Directions: The records should be written out in full, with nothing altered.

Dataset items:
## START

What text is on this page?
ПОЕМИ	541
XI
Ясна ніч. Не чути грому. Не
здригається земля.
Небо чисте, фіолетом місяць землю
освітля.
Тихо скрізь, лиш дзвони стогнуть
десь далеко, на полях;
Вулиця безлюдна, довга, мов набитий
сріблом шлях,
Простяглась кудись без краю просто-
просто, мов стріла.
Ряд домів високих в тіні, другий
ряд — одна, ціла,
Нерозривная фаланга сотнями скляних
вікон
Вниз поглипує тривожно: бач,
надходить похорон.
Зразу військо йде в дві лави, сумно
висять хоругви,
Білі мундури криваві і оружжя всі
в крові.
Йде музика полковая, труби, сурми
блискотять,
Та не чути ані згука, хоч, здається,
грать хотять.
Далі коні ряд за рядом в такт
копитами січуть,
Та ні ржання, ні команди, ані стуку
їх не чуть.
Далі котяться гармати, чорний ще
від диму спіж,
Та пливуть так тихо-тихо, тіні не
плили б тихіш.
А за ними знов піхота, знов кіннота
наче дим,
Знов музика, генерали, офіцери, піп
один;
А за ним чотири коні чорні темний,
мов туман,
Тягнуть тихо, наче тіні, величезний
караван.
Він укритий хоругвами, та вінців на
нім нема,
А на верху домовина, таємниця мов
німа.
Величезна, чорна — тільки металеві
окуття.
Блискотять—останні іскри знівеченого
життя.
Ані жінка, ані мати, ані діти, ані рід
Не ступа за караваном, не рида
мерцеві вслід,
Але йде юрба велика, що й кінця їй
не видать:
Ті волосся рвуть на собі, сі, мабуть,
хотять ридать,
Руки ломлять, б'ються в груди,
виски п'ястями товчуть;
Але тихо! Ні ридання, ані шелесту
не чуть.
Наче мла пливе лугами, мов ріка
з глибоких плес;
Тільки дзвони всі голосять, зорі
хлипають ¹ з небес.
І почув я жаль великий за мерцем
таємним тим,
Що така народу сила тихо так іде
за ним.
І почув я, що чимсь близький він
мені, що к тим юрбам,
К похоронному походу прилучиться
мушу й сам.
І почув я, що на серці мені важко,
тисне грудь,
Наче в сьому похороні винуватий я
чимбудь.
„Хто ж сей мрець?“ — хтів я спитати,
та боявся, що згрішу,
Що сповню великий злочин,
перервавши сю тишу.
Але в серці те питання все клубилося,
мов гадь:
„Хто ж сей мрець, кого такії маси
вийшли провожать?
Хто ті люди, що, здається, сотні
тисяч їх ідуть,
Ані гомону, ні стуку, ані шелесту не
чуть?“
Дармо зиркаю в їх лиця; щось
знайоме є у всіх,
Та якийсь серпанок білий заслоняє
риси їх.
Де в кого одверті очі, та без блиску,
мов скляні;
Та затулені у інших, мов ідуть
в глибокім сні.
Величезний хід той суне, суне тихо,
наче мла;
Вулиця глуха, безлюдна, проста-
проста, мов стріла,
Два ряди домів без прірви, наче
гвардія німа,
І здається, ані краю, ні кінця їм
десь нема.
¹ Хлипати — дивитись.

## END

Exercise output:
What text is on this page?
ПОЕМИ	541
XI
Ясна ніч. Не чути грому. Не
здригається земля.
Небо чисте, фіолетом місяць землю
освітля.
Тихо скрізь, лиш дзвони стогнуть
десь далеко, на полях;
Вулиця безлюдна, довга, мов набитий
сріблом шлях,
Простяглась кудись без краю просто-
просто, мов стріла.
Ряд домів високих в тіні, другий
ряд — одна, ціла,
Нерозривная фаланга сотнями скляних
вікон
Вниз поглипує тривожно: бач,
надходить похорон.
Зразу військо йде в дві лави, сумно
висять хоругви,
Білі мундури криваві і оружжя всі
в крові.
Йде музика полковая, труби, сурми
блискотять,
Та не чути ані згука, хоч, здається,
грать хотять.
Далі коні ряд за рядом в такт
копитами січуть,
Та ні ржання, ні команди, ані стуку
їх не чуть.
Далі котяться гармати, чорний ще
від диму спіж,
Та пливуть так тихо-тихо, тіні не
плили б тихіш.
А за ними знов піхота, знов кіннота
наче дим,
Знов музика, генерали, офіцери, піп
один;
А за ним чотири коні чорні темний,
мов туман,
Тягнуть тихо, наче тіні, величезний
караван.
Він укритий хоругвами, та вінців на
нім нема,
А на верху домовина, таємниця мов
німа.
Величезна, чорна — тільки металеві
окуття.
Блискотять—останні іскри знівеченого
життя.
Ані жінка, ані мати, ані діти, ані рід
Не ступа за караваном, не рида
мерцеві вслід,
Але йде юрба велика, що й кінця їй
не видать:
Ті волосся рвуть на собі, сі, мабуть,
хотять ридать,
Руки ломлять, б'ються в груди,
виски п'ястями товчуть;
Але тихо! Ні ридання, ані шелесту
не чуть.
Наче мла пливе лугами, мов ріка
з глибоких плес;
Тільки дзвони всі голосять, зорі
хлипають ¹ з небес.
І почув я жаль великий за мерцем
таємним тим,
Що така народу сила тихо так іде
за ним.
І почув я, що чимсь близький він
мені, що к тим юрбам,
К похоронному походу прилучиться
мушу й сам.
І почув я, що на серці мені важко,
тисне грудь,
Наче в сьому похороні винуватий я
чимбудь.
„Хто ж сей мрець?“ — хтів я спитати,
та боявся, що згрішу,
Що сповню великий злочин,
перервавши сю тишу.
Але в серці те питання все клубилося,
мов гадь:
„Хто ж сей мрець, кого такії маси
вийшли провожать?
Хто ті люди, що, здається, сотні
тисяч їх ідуть,
Ані гомону, ні стуку, ані шелесту не
чуть?“
Дармо зиркаю в їх лиця; щось
знайоме є у всіх,
Та якийсь серпанок білий заслоняє
риси їх.
Де в кого одверті очі, та без блиску,
мов скляні;
Та затулені у інших, мов ідуть
в глибокім сні.
Величезний хід той суне, суне тихо,
наче мла;
Вулиця глуха, безлюдна, проста-
проста, мов стріла,
Два ряди домів без прірви, наче
гвардія німа,
І здається, ані краю, ні кінця їм
десь нема.
¹ Хлипати — дивитись.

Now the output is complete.